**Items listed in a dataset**
'''

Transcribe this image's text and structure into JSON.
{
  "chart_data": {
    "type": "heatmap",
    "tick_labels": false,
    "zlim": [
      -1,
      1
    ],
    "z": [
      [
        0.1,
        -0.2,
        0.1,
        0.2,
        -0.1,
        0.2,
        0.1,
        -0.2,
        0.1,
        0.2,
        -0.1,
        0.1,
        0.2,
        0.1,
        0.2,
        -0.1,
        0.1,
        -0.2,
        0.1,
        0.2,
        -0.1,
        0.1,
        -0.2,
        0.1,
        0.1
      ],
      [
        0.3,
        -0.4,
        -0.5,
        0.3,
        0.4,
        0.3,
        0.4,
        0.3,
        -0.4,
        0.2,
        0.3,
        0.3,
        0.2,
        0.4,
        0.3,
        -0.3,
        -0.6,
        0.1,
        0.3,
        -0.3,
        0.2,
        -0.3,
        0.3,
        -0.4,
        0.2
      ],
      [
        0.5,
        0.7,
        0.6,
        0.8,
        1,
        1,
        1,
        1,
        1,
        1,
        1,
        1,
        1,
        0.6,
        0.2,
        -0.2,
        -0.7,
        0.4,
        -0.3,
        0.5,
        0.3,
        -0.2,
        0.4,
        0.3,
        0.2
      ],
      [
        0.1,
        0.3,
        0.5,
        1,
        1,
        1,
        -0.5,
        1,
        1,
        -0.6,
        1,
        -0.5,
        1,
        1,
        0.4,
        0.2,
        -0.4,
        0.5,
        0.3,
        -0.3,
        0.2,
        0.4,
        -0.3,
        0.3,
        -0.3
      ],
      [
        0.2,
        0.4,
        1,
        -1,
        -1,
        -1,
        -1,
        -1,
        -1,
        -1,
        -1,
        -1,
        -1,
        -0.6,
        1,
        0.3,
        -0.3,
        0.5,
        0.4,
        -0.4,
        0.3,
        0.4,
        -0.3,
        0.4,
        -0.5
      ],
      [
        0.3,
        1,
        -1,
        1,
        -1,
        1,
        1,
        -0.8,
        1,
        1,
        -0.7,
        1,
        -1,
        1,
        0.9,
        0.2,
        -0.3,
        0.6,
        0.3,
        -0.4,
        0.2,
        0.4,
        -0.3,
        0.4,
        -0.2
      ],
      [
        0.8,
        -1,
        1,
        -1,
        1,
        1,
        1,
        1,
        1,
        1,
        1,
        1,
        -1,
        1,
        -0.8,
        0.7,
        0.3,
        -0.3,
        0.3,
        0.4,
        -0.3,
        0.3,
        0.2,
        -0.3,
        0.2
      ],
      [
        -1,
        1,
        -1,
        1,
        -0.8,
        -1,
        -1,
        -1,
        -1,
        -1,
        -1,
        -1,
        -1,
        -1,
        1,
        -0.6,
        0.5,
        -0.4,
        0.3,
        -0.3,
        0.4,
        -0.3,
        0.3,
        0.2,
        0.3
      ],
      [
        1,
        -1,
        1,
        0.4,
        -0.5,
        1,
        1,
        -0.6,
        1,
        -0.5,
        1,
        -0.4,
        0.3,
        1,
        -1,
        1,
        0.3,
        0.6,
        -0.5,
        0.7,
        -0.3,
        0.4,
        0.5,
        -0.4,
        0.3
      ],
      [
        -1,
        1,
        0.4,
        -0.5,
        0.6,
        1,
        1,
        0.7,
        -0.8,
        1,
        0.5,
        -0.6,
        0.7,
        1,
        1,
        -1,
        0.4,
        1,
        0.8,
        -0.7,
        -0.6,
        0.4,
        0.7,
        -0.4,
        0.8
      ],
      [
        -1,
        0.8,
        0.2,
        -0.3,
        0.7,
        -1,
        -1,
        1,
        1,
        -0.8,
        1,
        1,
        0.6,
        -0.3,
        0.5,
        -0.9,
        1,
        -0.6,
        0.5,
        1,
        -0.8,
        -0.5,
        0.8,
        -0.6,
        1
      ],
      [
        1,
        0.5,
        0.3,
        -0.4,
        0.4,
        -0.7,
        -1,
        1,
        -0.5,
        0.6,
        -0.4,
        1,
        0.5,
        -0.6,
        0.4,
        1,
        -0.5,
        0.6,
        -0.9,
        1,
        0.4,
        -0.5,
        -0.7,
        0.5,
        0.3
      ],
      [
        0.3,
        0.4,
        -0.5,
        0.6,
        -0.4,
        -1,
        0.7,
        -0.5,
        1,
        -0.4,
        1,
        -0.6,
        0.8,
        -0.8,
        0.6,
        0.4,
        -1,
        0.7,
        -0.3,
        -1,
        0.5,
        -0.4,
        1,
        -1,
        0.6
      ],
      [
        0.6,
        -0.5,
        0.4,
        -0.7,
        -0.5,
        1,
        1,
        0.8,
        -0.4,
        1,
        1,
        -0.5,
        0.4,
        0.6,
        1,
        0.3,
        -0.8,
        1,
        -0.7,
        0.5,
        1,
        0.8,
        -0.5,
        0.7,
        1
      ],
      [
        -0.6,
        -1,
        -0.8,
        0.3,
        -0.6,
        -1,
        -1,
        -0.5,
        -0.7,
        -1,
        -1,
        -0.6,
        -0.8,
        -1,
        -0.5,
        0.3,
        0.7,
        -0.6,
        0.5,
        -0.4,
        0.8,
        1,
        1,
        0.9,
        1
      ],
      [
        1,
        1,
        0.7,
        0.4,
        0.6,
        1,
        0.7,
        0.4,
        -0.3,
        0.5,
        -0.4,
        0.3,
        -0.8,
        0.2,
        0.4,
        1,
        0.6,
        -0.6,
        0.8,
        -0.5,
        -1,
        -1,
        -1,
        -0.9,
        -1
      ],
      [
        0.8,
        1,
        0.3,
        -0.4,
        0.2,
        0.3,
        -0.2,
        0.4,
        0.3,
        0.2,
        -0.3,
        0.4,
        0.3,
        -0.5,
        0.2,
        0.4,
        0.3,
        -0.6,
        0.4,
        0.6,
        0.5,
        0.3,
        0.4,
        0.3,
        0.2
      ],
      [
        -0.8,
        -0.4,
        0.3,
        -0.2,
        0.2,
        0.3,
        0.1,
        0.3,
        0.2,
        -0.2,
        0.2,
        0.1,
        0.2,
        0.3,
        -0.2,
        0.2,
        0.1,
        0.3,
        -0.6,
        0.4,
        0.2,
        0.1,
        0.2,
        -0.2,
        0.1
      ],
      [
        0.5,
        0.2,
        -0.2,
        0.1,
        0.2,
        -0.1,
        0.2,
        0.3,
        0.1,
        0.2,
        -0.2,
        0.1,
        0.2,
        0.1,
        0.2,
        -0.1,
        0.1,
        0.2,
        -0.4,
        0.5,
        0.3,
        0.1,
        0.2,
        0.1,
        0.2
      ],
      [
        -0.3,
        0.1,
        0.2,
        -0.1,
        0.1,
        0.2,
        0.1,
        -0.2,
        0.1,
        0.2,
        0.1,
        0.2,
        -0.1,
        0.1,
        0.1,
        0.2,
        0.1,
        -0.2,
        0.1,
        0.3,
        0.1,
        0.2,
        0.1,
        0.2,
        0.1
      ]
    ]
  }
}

'''

**Challenge**
Each entry must be reproduced verbatim.

**Exercise result**
Transcribe this image's text and structure into JSON.
{
  "chart_data": {
    "type": "heatmap",
    "tick_labels": false,
    "zlim": [
      -1,
      1
    ],
    "z": [
      [
        0.1,
        -0.2,
        0.1,
        0.2,
        -0.1,
        0.2,
        0.1,
        -0.2,
        0.1,
        0.2,
        -0.1,
        0.1,
        0.2,
        0.1,
        0.2,
        -0.1,
        0.1,
        -0.2,
        0.1,
        0.2,
        -0.1,
        0.1,
        -0.2,
        0.1,
        0.1
      ],
      [
        0.3,
        -0.4,
        -0.5,
        0.3,
        0.4,
        0.3,
        0.4,
        0.3,
        -0.4,
        0.2,
        0.3,
        0.3,
        0.2,
        0.4,
        0.3,
        -0.3,
        -0.6,
        0.1,
        0.3,
        -0.3,
        0.2,
        -0.3,
        0.3,
        -0.4,
        0.2
      ],
      [
        0.5,
        0.7,
        0.6,
        0.8,
        1,
        1,
        1,
        1,
        1,
        1,
        1,
        1,
        1,
        0.6,
        0.2,
        -0.2,
        -0.7,
        0.4,
        -0.3,
        0.5,
        0.3,
        -0.2,
        0.4,
        0.3,
        0.2
      ],
      [
        0.1,
        0.3,
        0.5,
        1,
        1,
        1,
        -0.5,
        1,
        1,
        -0.6,
        1,
        -0.5,
        1,
        1,
        0.4,
        0.2,
        -0.4,
        0.5,
        0.3,
        -0.3,
        0.2,
        0.4,
        -0.3,
        0.3,
        -0.3
      ],
      [
        0.2,
        0.4,
        1,
        -1,
        -1,
        -1,
        -1,
        -1,
        -1,
        -1,
        -1,
        -1,
        -1,
        -0.6,
        1,
        0.3,
        -0.3,
        0.5,
        0.4,
        -0.4,
        0.3,
        0.4,
        -0.3,
        0.4,
        -0.5
      ],
      [
        0.3,
        1,
        -1,
        1,
        -1,
        1,
        1,
        -0.8,
        1,
        1,
        -0.7,
        1,
        -1,
        1,
        0.9,
        0.2,
        -0.3,
        0.6,
        0.3,
        -0.4,
        0.2,
        0.4,
        -0.3,
        0.4,
        -0.2
      ],
      [
        0.8,
        -1,
        1,
        -1,
        1,
        1,
        1,
        1,
        1,
        1,
        1,
        1,
        -1,
        1,
        -0.8,
        0.7,
        0.3,
        -0.3,
        0.3,
        0.4,
        -0.3,
        0.3,
        0.2,
        -0.3,
        0.2
      ],
      [
        -1,
        1,
        -1,
        1,
        -0.8,
        -1,
        -1,
        -1,
        -1,
        -1,
        -1,
        -1,
        -1,
        -1,
        1,
        -0.6,
        0.5,
        -0.4,
        0.3,
        -0.3,
        0.4,
        -0.3,
        0.3,
        0.2,
        0.3
      ],
      [
        1,
        -1,
        1,
        0.4,
        -0.5,
        1,
        1,
        -0.6,
        1,
        -0.5,
        1,
        -0.4,
        0.3,
        1,
        -1,
        1,
        0.3,
        0.6,
        -0.5,
        0.7,
        -0.3,
        0.4,
        0.5,
        -0.4,
        0.3
      ],
      [
        -1,
        1,
        0.4,
        -0.5,
        0.6,
        1,
        1,
        0.7,
        -0.8,
        1,
        0.5,
        -0.6,
        0.7,
        1,
        1,
        -1,
        0.4,
        1,
        0.8,
        -0.7,
        -0.6,
        0.4,
        0.7,
        -0.4,
        0.8
      ],
      [
        -1,
        0.8,
        0.2,
        -0.3,
        0.7,
        -1,
        -1,
        1,
        1,
        -0.8,
        1,
        1,
        0.6,
        -0.3,
        0.5,
        -0.9,
        1,
        -0.6,
        0.5,
        1,
        -0.8,
        -0.5,
        0.8,
        -0.6,
        1
      ],
      [
        1,
        0.5,
        0.3,
        -0.4,
        0.4,
        -0.7,
        -1,
        1,
        -0.5,
        0.6,
        -0.4,
        1,
        0.5,
        -0.6,
        0.4,
        1,
        -0.5,
        0.6,
        -0.9,
        1,
        0.4,
        -0.5,
        -0.7,
        0.5,
        0.3
      ],
      [
        0.3,
        0.4,
        -0.5,
        0.6,
        -0.4,
        -1,
        0.7,
        -0.5,
        1,
        -0.4,
        1,
        -0.6,
        0.8,
        -0.8,
        0.6,
        0.4,
        -1,
        0.7,
        -0.3,
        -1,
        0.5,
        -0.4,
        1,
        -1,
        0.6
      ],
      [
        0.6,
        -0.5,
        0.4,
        -0.7,
        -0.5,
        1,
        1,
        0.8,
        -0.4,
        1,
        1,
        -0.5,
        0.4,
        0.6,
        1,
        0.3,
        -0.8,
        1,
        -0.7,
        0.5,
        1,
        0.8,
        -0.5,
        0.7,
        1
      ],
      [
        -0.6,
        -1,
        -0.8,
        0.3,
        -0.6,
        -1,
        -1,
        -0.5,
        -0.7,
        -1,
        -1,
        -0.6,
        -0.8,
        -1,
        -0.5,
        0.3,
        0.7,
        -0.6,
        0.5,
        -0.4,
        0.8,
        1,
        1,
        0.9,
        1
      ],
      [
        1,
        1,
        0.7,
        0.4,
        0.6,
        1,
        0.7,
        0.4,
        -0.3,
        0.5,
        -0.4,
        0.3,
        -0.8,
        0.2,
        0.4,
        1,
        0.6,
        -0.6,
        0.8,
        -0.5,
        -1,
        -1,
        -1,
        -0.9,
        -1
      ],
      [
        0.8,
        1,
        0.3,
        -0.4,
        0.2,
        0.3,
        -0.2,
        0.4,
        0.3,
        0.2,
        -0.3,
        0.4,
        0.3,
        -0.5,
        0.2,
        0.4,
        0.3,
        -0.6,
        0.4,
        0.6,
        0.5,
        0.3,
        0.4,
        0.3,
        0.2
      ],
      [
        -0.8,
        -0.4,
        0.3,
        -0.2,
        0.2,
        0.3,
        0.1,
        0.3,
        0.2,
        -0.2,
        0.2,
        0.1,
        0.2,
        0.3,
        -0.2,
        0.2,
        0.1,
        0.3,
        -0.6,
        0.4,
        0.2,
        0.1,
        0.2,
        -0.2,
        0.1
      ],
      [
        0.5,
        0.2,
        -0.2,
        0.1,
        0.2,
        -0.1,
        0.2,
        0.3,
        0.1,
        0.2,
        -0.2,
        0.1,
        0.2,
        0.1,
        0.2,
        -0.1,
        0.1,
        0.2,
        -0.4,
        0.5,
        0.3,
        0.1,
        0.2,
        0.1,
        0.2
      ],
      [
        -0.3,
        0.1,
        0.2,
        -0.1,
        0.1,
        0.2,
        0.1,
        -0.2,
        0.1,
        0.2,
        0.1,
        0.2,
        -0.1,
        0.1,
        0.1,
        0.2,
        0.1,
        -0.2,
        0.1,
        0.3,
        0.1,
        0.2,
        0.1,
        0.2,
        0.1
      ]
    ]
  }
}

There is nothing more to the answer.